SUPPLIED INFORMATION:
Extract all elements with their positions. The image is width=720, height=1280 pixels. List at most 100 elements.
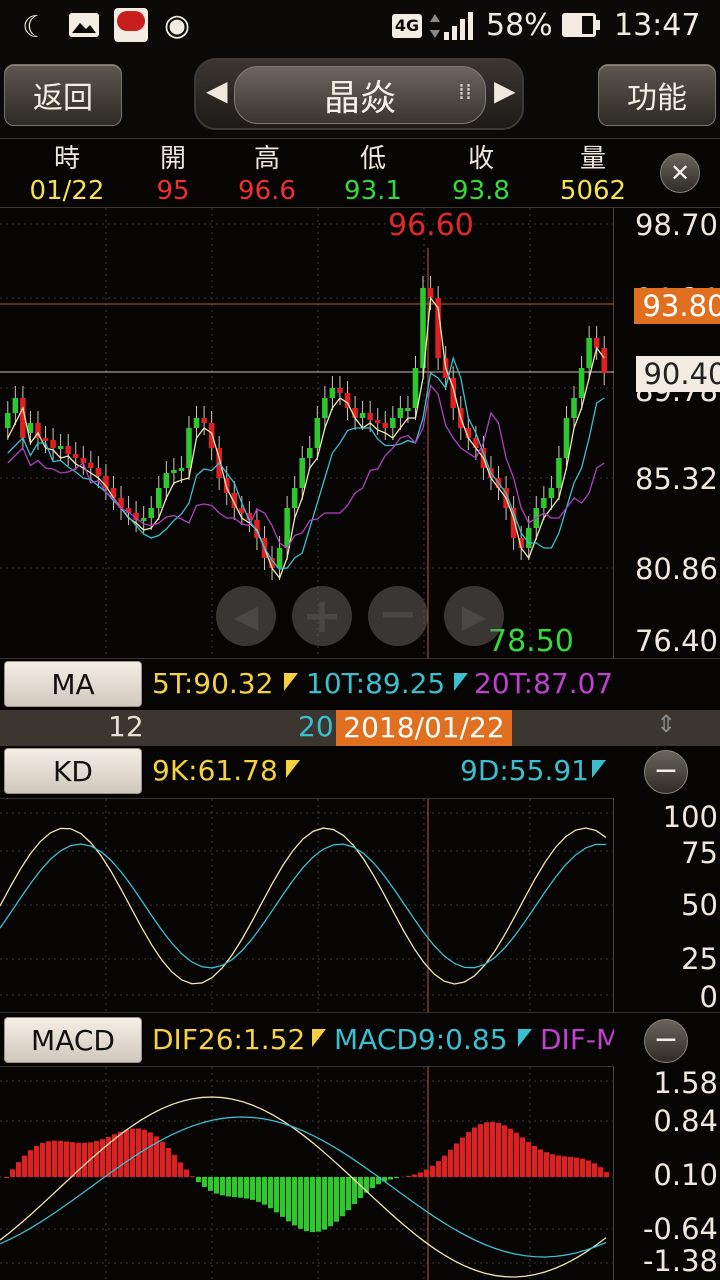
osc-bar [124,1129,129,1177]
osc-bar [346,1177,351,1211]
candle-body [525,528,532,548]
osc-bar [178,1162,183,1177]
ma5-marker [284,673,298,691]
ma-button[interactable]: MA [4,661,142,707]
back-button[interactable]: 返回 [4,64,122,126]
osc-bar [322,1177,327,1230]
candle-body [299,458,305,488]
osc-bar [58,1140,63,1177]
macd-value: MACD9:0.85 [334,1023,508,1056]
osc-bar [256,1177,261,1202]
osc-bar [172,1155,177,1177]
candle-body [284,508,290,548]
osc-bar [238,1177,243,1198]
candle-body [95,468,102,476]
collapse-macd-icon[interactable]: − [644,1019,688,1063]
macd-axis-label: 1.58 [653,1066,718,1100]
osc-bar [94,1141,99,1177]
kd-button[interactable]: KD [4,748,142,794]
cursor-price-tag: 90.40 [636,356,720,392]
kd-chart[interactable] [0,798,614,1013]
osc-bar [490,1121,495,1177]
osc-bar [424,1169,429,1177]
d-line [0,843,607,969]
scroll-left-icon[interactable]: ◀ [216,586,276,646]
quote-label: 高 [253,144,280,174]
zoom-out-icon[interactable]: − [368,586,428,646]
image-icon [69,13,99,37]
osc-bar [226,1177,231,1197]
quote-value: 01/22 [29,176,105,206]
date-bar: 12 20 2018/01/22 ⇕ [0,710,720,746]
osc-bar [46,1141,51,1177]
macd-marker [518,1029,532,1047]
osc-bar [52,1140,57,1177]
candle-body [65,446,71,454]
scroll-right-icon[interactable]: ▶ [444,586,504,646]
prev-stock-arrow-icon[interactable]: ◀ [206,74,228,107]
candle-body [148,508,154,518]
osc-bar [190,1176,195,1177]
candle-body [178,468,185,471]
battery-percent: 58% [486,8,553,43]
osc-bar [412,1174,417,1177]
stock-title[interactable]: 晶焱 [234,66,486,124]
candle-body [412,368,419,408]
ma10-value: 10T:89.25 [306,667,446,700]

WHAT TO WORK ON: Edit the entries above by replacing each "osc-bar" with "oscillator-bar" and leaving everything else as it is. Leave the pictures out of your answer.

EXERCISE SOLUTION:
Extract all elements with their positions. The image is width=720, height=1280 pixels. List at most 100 elements.
oscillator-bar [124,1129,129,1177]
oscillator-bar [346,1177,351,1211]
candle-body [525,528,532,548]
oscillator-bar [178,1162,183,1177]
ma5-marker [284,673,298,691]
ma-button[interactable]: MA [4,661,142,707]
back-button[interactable]: 返回 [4,64,122,126]
oscillator-bar [322,1177,327,1230]
candle-body [299,458,305,488]
oscillator-bar [58,1140,63,1177]
macd-value: MACD9:0.85 [334,1023,508,1056]
oscillator-bar [256,1177,261,1202]
oscillator-bar [172,1155,177,1177]
candle-body [284,508,290,548]
oscillator-bar [238,1177,243,1198]
candle-body [95,468,102,476]
collapse-macd-icon[interactable]: − [644,1019,688,1063]
macd-axis-label: 1.58 [653,1066,718,1100]
oscillator-bar [94,1141,99,1177]
kd-button[interactable]: KD [4,748,142,794]
cursor-price-tag: 90.40 [636,356,720,392]
kd-chart[interactable] [0,798,614,1013]
oscillator-bar [490,1121,495,1177]
oscillator-bar [424,1169,429,1177]
d-line [0,843,607,969]
scroll-left-icon[interactable]: ◀ [216,586,276,646]
quote-label: 高 [253,144,280,174]
zoom-out-icon[interactable]: − [368,586,428,646]
image-icon [69,13,99,37]
oscillator-bar [226,1177,231,1197]
quote-value: 01/22 [29,176,105,206]
date-bar: 12 20 2018/01/22 ⇕ [0,710,720,746]
oscillator-bar [46,1141,51,1177]
macd-marker [518,1029,532,1047]
oscillator-bar [52,1140,57,1177]
candle-body [65,446,71,454]
scroll-right-icon[interactable]: ▶ [444,586,504,646]
prev-stock-arrow-icon[interactable]: ◀ [206,74,228,107]
candle-body [148,508,154,518]
oscillator-bar [190,1176,195,1177]
candle-body [178,468,185,471]
battery-percent: 58% [486,8,553,43]
oscillator-bar [412,1174,417,1177]
stock-title[interactable]: 晶焱 [234,66,486,124]
candle-body [412,368,419,408]
ma10-value: 10T:89.25 [306,667,446,700]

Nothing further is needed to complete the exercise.